Après avoir déjà abordé la question de l’habitat lors de deux expositions — sous son angle social et politique avec Les Nouvelles Babylones en 2013, et dans une dimension plus intime et spatiale avec Breathing House, le projet de Jean-Pascal Flavien en 2012, dont la maison “respirante” est restée debout, belle relique immaculée, juste à côté du centre d’art -, le Parc Saint-Léger présente donc un dernier volet consacré à « ce qui se joue derrière les portes closes de nos espaces domestiques »[1]. En postulant que ceux-ci, nos habitats, qu’ils soient urbains, ruraux, périurbains, peuvent être des machines à subversion, la commissaire réunit dans La vie domestique des œuvres de Lili Reynaud-Dewar, Frances Stark, Sébastien Rémy, Marc Camille Chaimowicz ou Laura Lamiel (entre autres), qui reflètent bien l’ambivalence de nos modes de vie intérieurs : partie intégrante de la construction de notre identité, ils sont également le lieu de notre représentation en direction du monde des conventions sociales, de la lutte des classes et des genres.

L’installation à base de photographies de Leigh Ledare, intitulée Double Bind, témoigne clairement de ce nœud entre intime et conventions sociales. Le visiteur qui arrive par la coursive tombe face aux 480 posters tapissant les murs, qui le font basculer dans l’univers complexe du photographe et qui entraînent du même coup l’interdiction de l’exposition aux mineurs par leur caractère explicitement sexuel. En effet, ces posters sont des photographies-collages de pages de magazines appartenant au photographe et dans lesquels le corps de la femme s’offre au regard et au désir masculin, des publicités sur papier glacé avec fonds de ciels d’azur et logos luxueux aux clichés pornographiques trash de revues de sex shops.

- [EXERCICE]
Restituez tel quel le passage de l'extrait qui va de « L’installation à base » jusqu'à « de sex shops. » inclus. La liste n'est d'aucune utilité ici.

- [DONNÉES FOURNIES]
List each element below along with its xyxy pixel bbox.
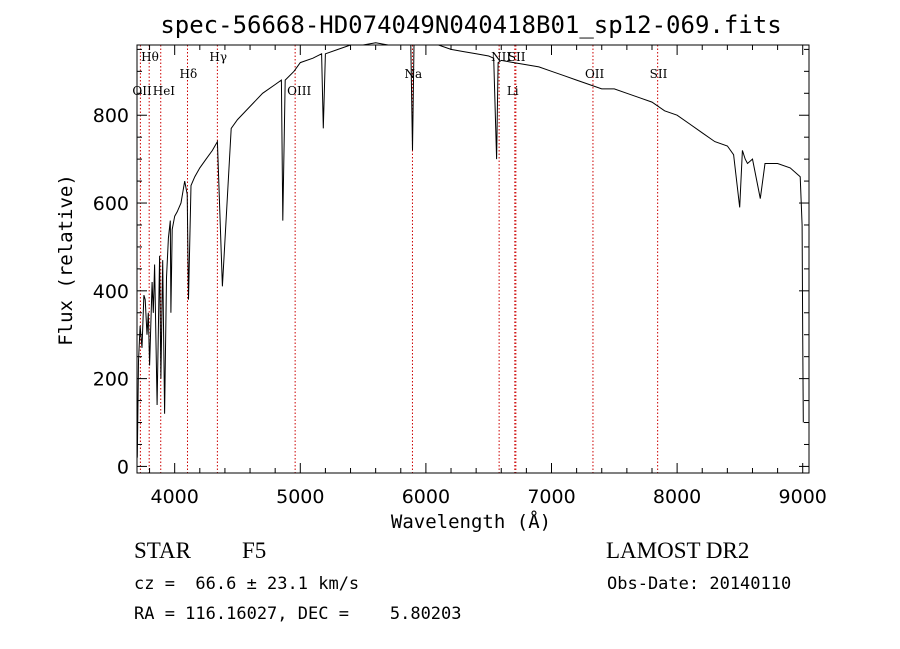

- [RÉPONSE]
L’installation à base de photographies de Leigh Ledare, intitulée Double Bind, témoigne clairement de ce nœud entre intime et conventions sociales. Le visiteur qui arrive par la coursive tombe face aux 480 posters tapissant les murs, qui le font basculer dans l’univers complexe du photographe et qui entraînent du même coup l’interdiction de l’exposition aux mineurs par leur caractère explicitement sexuel. En effet, ces posters sont des photographies-collages de pages de magazines appartenant au photographe et dans lesquels le corps de la femme s’offre au regard et au désir masculin, des publicités sur papier glacé avec fonds de ciels d’azur et logos luxueux aux clichés pornographiques trash de revues de sex shops.